**Description of the task**
Print all records exactly, leaving nothing out.

**Task material**
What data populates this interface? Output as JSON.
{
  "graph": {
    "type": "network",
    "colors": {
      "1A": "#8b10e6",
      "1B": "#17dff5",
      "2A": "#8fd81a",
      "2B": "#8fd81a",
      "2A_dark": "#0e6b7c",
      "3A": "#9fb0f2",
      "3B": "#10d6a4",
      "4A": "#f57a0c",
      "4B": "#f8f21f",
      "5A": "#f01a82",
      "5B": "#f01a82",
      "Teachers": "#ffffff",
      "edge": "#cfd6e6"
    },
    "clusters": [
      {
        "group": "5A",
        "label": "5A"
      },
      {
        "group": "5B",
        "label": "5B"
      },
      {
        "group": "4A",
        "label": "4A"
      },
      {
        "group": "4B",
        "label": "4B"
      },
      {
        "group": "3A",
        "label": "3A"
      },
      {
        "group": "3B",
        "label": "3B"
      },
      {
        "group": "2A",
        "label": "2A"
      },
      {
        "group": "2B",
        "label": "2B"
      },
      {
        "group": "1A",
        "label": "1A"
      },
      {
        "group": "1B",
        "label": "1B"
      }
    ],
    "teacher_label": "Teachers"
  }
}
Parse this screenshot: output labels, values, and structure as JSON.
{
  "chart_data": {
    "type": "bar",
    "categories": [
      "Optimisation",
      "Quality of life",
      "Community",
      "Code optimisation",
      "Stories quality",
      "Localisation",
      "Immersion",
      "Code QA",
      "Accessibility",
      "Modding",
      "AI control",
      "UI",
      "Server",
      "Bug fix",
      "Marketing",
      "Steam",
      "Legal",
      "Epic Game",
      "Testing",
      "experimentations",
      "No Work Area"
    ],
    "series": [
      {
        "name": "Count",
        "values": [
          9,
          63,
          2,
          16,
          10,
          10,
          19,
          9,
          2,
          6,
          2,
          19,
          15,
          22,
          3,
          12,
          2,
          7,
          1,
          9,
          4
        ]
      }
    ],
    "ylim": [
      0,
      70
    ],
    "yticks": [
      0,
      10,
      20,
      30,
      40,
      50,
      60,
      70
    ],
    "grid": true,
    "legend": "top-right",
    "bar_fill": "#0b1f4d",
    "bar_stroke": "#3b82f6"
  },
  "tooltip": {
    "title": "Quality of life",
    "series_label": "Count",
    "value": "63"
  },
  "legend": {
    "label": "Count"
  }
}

**Result**
What data populates this interface? Output as JSON.
{
  "graph": {
    "type": "network",
    "colors": {
      "1A": "#8b10e6",
      "1B": "#17dff5",
      "2A": "#8fd81a",
      "2B": "#8fd81a",
      "2A_dark": "#0e6b7c",
      "3A": "#9fb0f2",
      "3B": "#10d6a4",
      "4A": "#f57a0c",
      "4B": "#f8f21f",
      "5A": "#f01a82",
      "5B": "#f01a82",
      "Teachers": "#ffffff",
      "edge": "#cfd6e6"
    },
    "clusters": [
      {
        "group": "5A",
        "label": "5A"
      },
      {
        "group": "5B",
        "label": "5B"
      },
      {
        "group": "4A",
        "label": "4A"
      },
      {
        "group": "4B",
        "label": "4B"
      },
      {
        "group": "3A",
        "label": "3A"
      },
      {
        "group": "3B",
        "label": "3B"
      },
      {
        "group": "2A",
        "label": "2A"
      },
      {
        "group": "2B",
        "label": "2B"
      },
      {
        "group": "1A",
        "label": "1A"
      },
      {
        "group": "1B",
        "label": "1B"
      }
    ],
    "teacher_label": "Teachers"
  }
}
Parse this screenshot: output labels, values, and structure as JSON.
{
  "chart_data": {
    "type": "bar",
    "categories": [
      "Optimisation",
      "Quality of life",
      "Community",
      "Code optimisation",
      "Stories quality",
      "Localisation",
      "Immersion",
      "Code QA",
      "Accessibility",
      "Modding",
      "AI control",
      "UI",
      "Server",
      "Bug fix",
      "Marketing",
      "Steam",
      "Legal",
      "Epic Game",
      "Testing",
      "experimentations",
      "No Work Area"
    ],
    "series": [
      {
        "name": "Count",
        "values": [
          9,
          63,
          2,
          16,
          10,
          10,
          19,
          9,
          2,
          6,
          2,
          19,
          15,
          22,
          3,
          12,
          2,
          7,
          1,
          9,
          4
        ]
      }
    ],
    "ylim": [
      0,
      70
    ],
    "yticks": [
      0,
      10,
      20,
      30,
      40,
      50,
      60,
      70
    ],
    "grid": true,
    "legend": "top-right",
    "bar_fill": "#0b1f4d",
    "bar_stroke": "#3b82f6"
  },
  "tooltip": {
    "title": "Quality of life",
    "series_label": "Count",
    "value": "63"
  },
  "legend": {
    "label": "Count"
  }
}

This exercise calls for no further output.